* **EXERCISE DIRECTIONS**
Copy each line that has the string "dots" somewhere in it.

*-*-*

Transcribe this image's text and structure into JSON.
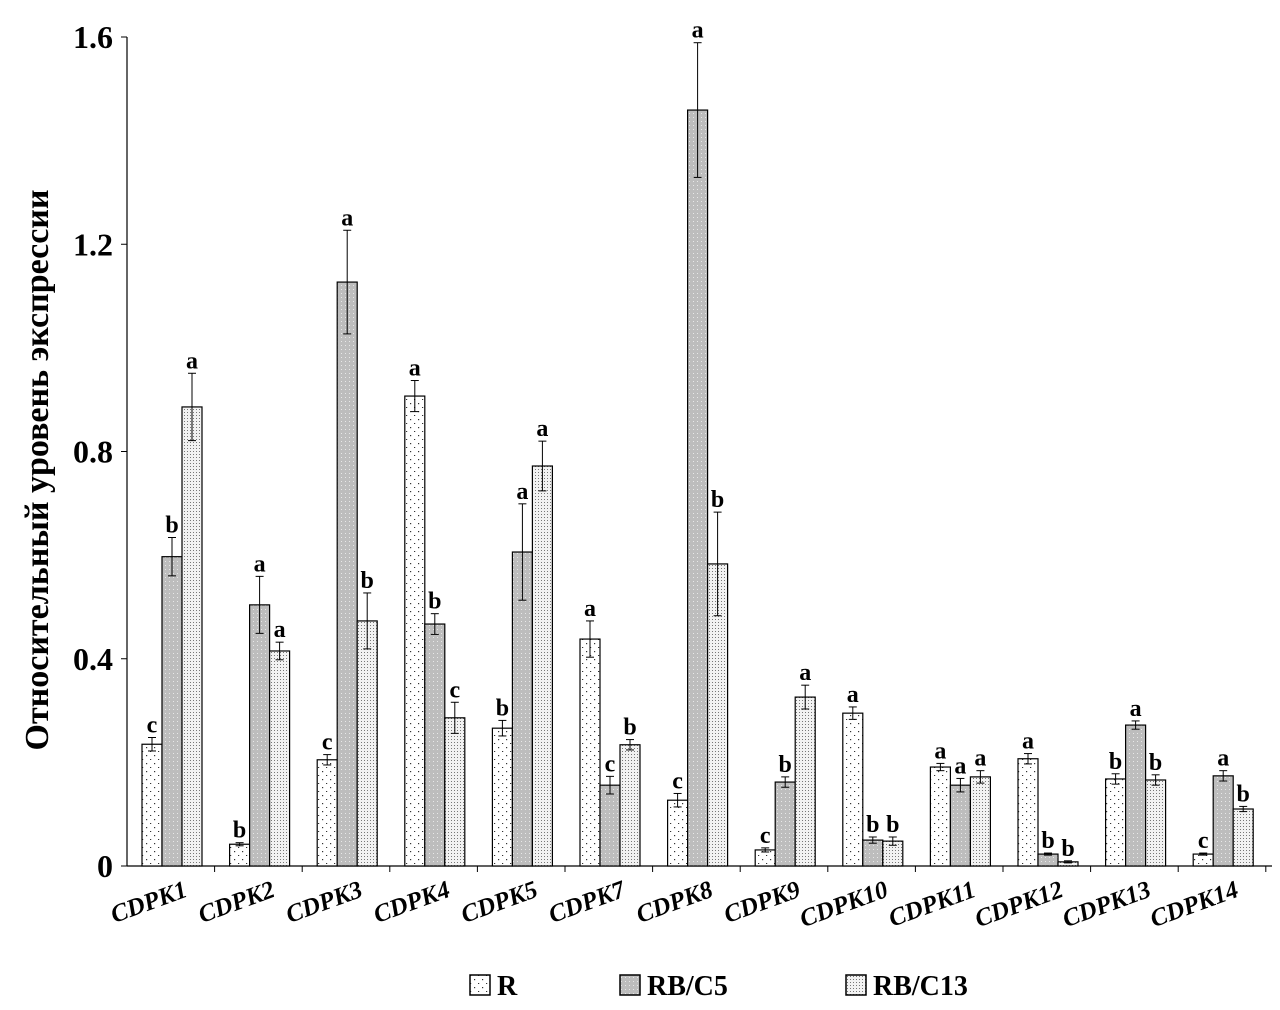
{
  "chart_data": {
    "type": "bar",
    "title": "",
    "xlabel": "",
    "ylabel": "Относительный уровень экспрессии",
    "ylim": [
      0,
      1.6
    ],
    "yticks": [
      "0",
      "0.4",
      "0.8",
      "1.2",
      "1.6"
    ],
    "ytick_values": [
      0,
      0.4,
      0.8,
      1.2,
      1.6
    ],
    "grid": false,
    "legend_position": "bottom",
    "categories": [
      "CDPK1",
      "CDPK2",
      "CDPK3",
      "CDPK4",
      "CDPK5",
      "CDPK7",
      "CDPK8",
      "CDPK9",
      "CDPK10",
      "CDPK11",
      "CDPK12",
      "CDPK13",
      "CDPK14"
    ],
    "series": [
      {
        "name": "R",
        "pattern": "sparse-dots",
        "values": [
          0.235,
          0.042,
          0.205,
          0.907,
          0.266,
          0.438,
          0.127,
          0.031,
          0.295,
          0.191,
          0.207,
          0.168,
          0.023
        ],
        "errors": [
          0.013,
          0.003,
          0.01,
          0.03,
          0.015,
          0.035,
          0.013,
          0.004,
          0.012,
          0.007,
          0.01,
          0.01,
          0.002
        ],
        "letters": [
          "c",
          "b",
          "c",
          "a",
          "b",
          "a",
          "c",
          "c",
          "a",
          "a",
          "a",
          "b",
          "c"
        ]
      },
      {
        "name": "RB/C5",
        "pattern": "gray-dots",
        "values": [
          0.597,
          0.504,
          1.127,
          0.467,
          0.606,
          0.156,
          1.459,
          0.162,
          0.05,
          0.156,
          0.023,
          0.272,
          0.174
        ],
        "errors": [
          0.037,
          0.055,
          0.1,
          0.02,
          0.093,
          0.017,
          0.13,
          0.01,
          0.006,
          0.013,
          0.002,
          0.008,
          0.01
        ],
        "letters": [
          "b",
          "a",
          "a",
          "b",
          "a",
          "c",
          "a",
          "b",
          "b",
          "a",
          "b",
          "a",
          "a"
        ]
      },
      {
        "name": "RB/C13",
        "pattern": "fine-dots",
        "values": [
          0.886,
          0.415,
          0.473,
          0.286,
          0.772,
          0.234,
          0.583,
          0.326,
          0.048,
          0.172,
          0.008,
          0.166,
          0.11
        ],
        "errors": [
          0.065,
          0.017,
          0.054,
          0.03,
          0.048,
          0.01,
          0.1,
          0.023,
          0.008,
          0.012,
          0.002,
          0.01,
          0.005
        ],
        "letters": [
          "a",
          "a",
          "b",
          "c",
          "a",
          "b",
          "b",
          "a",
          "b",
          "a",
          "b",
          "b",
          "b"
        ]
      }
    ]
  }
}
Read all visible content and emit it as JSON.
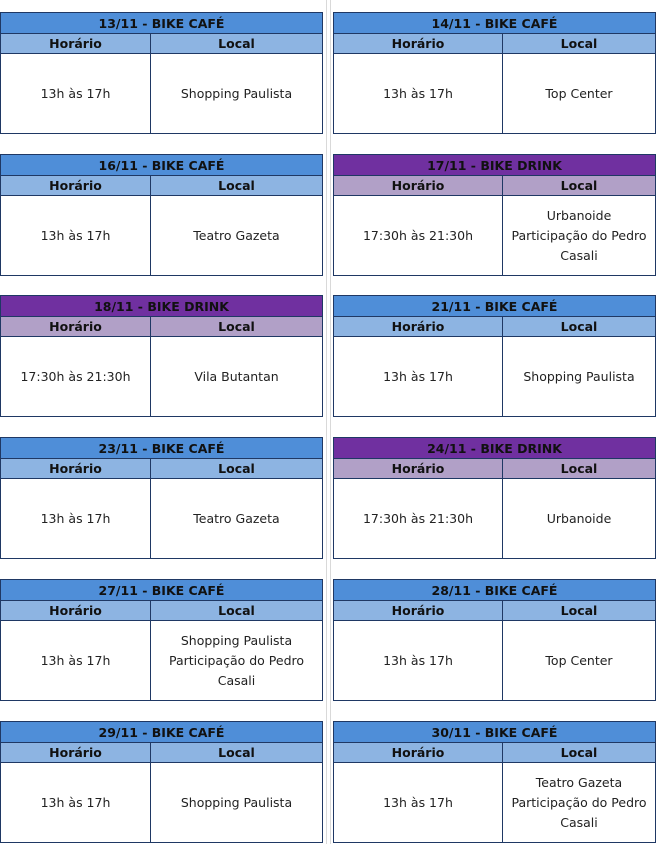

*-*-*

* **CORRECT ANSWER**
        "pattern": "sparse-dots",
        "pattern": "gray-dots",
        "pattern": "fine-dots",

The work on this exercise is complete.